- _ACTION ITEM_
Which lines of the data contain the string "duplicated"? Copy every one of them.

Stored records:
══════
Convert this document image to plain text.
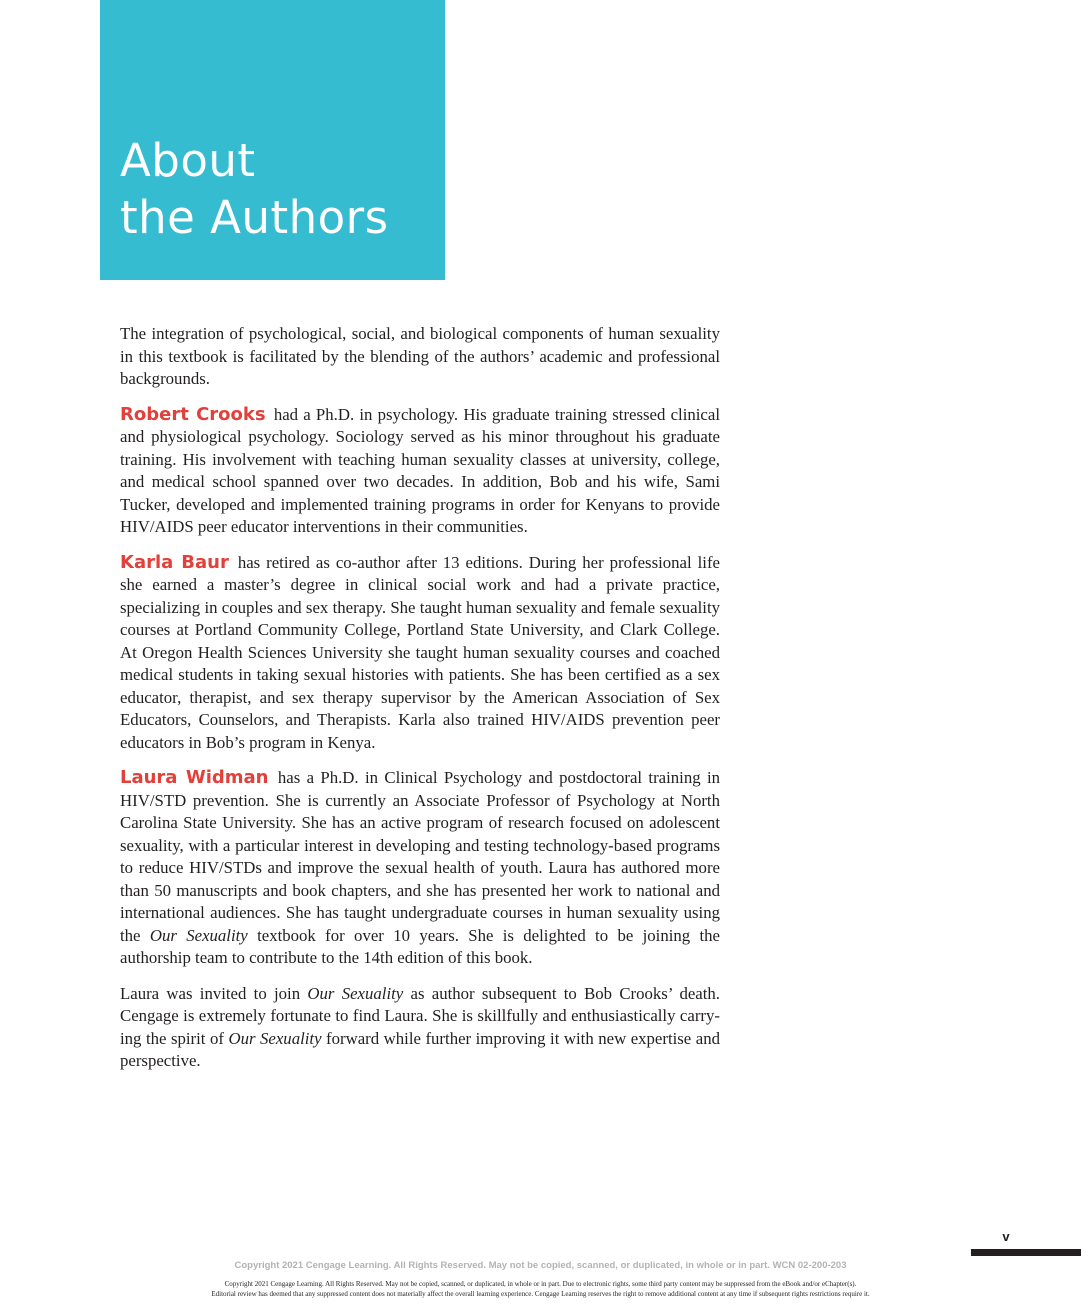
About
the Authors

The integration of psychological, social, and biological components of human sexuality in this textbook is facilitated by the blending of the authors’ academic and professional backgrounds.

Robert Crooks had a Ph.D. in psychology. His graduate training stressed clinical and physiological psychology. Sociology served as his minor throughout his graduate training. His involvement with teaching human sexuality classes at university, college, and medical school spanned over two decades. In addition, Bob and his wife, Sami Tucker, developed and implemented training programs in order for Kenyans to provide HIV/​AIDS peer educator interventions in their communities.

Karla Baur has retired as co-author after 13 editions. During her professional life she earned a master’s degree in clinical social work and had a private practice, specializing in couples and sex therapy. She taught human sexuality and female sexuality courses at Portland Community College, Portland State University, and Clark College. At Oregon Health Sciences University she taught human sexuality courses and coached medical students in taking sexual histories with patients. She has been certified as a sex educator, therapist, and sex therapy supervisor by the American Association of Sex Educators, Counselors, and Therapists. Karla also trained HIV/AIDS prevention peer educators in Bob’s program in Kenya.

Laura Widman has a Ph.D. in Clinical Psychology and postdoctoral training in HIV/STD prevention. She is currently an Associate Professor of Psychology at North Carolina State University. She has an active program of research focused on adolescent sexuality, with a particular interest in developing and testing technology-based programs to reduce HIV/STDs and improve the sexual health of youth. Laura has authored more than 50 manuscripts and book chapters, and she has presented her work to national and international audiences. She has taught undergraduate courses in human sexuality using the Our Sexuality textbook for over 10 years. She is delighted to be joining the authorship team to contribute to the 14th edition of this book.

Laura was invited to join Our Sexuality as author subsequent to Bob Crooks’ death. Cengage is extremely fortunate to find Laura. She is skillfully and enthusiastically carrying the spirit of Our Sexuality forward while further improving it with new expertise and perspective.

v
Copyright 2021 Cengage Learning. All Rights Reserved. May not be copied, scanned, or duplicated, in whole or in part. WCN 02-200-203
Copyright 2021 Cengage Learning. All Rights Reserved. May not be copied, scanned, or duplicated, in whole or in part. Due to electronic rights, some third party content may be suppressed from the eBook and/or eChapter(s).
Editorial review has deemed that any suppressed content does not materially affect the overall learning experience. Cengage Learning reserves the right to remove additional content at any time if subsequent rights restrictions require it.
══════
- _TASK ANSWER_
Copyright 2021 Cengage Learning. All Rights Reserved. May not be copied, scanned, or duplicated, in whole or in part. WCN 02-200-203
Copyright 2021 Cengage Learning. All Rights Reserved. May not be copied, scanned, or duplicated, in whole or in part. Due to electronic rights, some third party content may be suppressed from the eBook and/or eChapter(s).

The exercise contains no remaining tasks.